- [Exercise prompt]:
Count how many lines hold the string "icon". Answer with that number and nothing more.

- [Supplied material]:
※ ※ ※

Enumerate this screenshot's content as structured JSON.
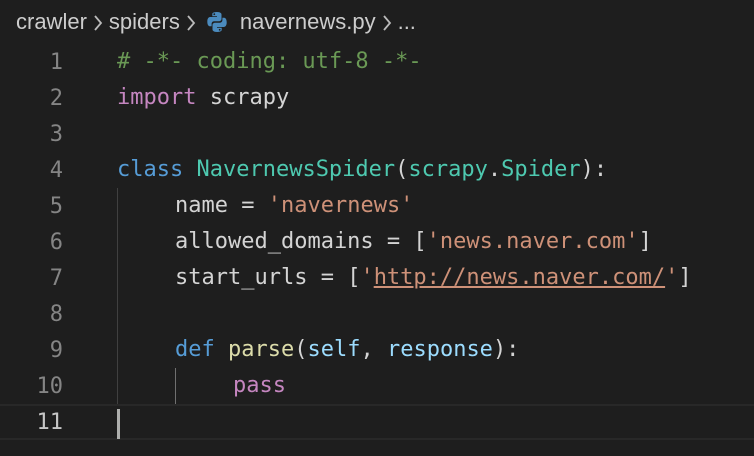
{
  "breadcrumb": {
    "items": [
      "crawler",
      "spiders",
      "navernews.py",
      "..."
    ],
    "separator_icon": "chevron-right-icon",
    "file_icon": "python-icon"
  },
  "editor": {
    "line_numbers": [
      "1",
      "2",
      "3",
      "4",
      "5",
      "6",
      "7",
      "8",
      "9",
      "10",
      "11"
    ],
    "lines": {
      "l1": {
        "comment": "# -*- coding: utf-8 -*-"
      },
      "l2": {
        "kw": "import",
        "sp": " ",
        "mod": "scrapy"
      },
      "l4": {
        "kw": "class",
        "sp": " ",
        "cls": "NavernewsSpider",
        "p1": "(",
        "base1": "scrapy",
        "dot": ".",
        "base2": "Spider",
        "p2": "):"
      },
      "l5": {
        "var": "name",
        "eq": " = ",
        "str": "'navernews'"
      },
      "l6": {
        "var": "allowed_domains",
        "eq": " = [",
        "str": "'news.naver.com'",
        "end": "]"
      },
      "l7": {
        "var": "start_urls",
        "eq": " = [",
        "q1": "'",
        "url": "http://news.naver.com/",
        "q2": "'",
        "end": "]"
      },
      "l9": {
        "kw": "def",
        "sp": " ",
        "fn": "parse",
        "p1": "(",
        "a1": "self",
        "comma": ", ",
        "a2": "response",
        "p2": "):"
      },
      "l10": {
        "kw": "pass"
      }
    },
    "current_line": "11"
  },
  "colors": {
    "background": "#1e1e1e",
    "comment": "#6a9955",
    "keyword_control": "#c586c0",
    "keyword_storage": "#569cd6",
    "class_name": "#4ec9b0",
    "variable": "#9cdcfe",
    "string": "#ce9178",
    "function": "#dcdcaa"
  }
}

※ ※ ※

- [Solution for this problem]:
2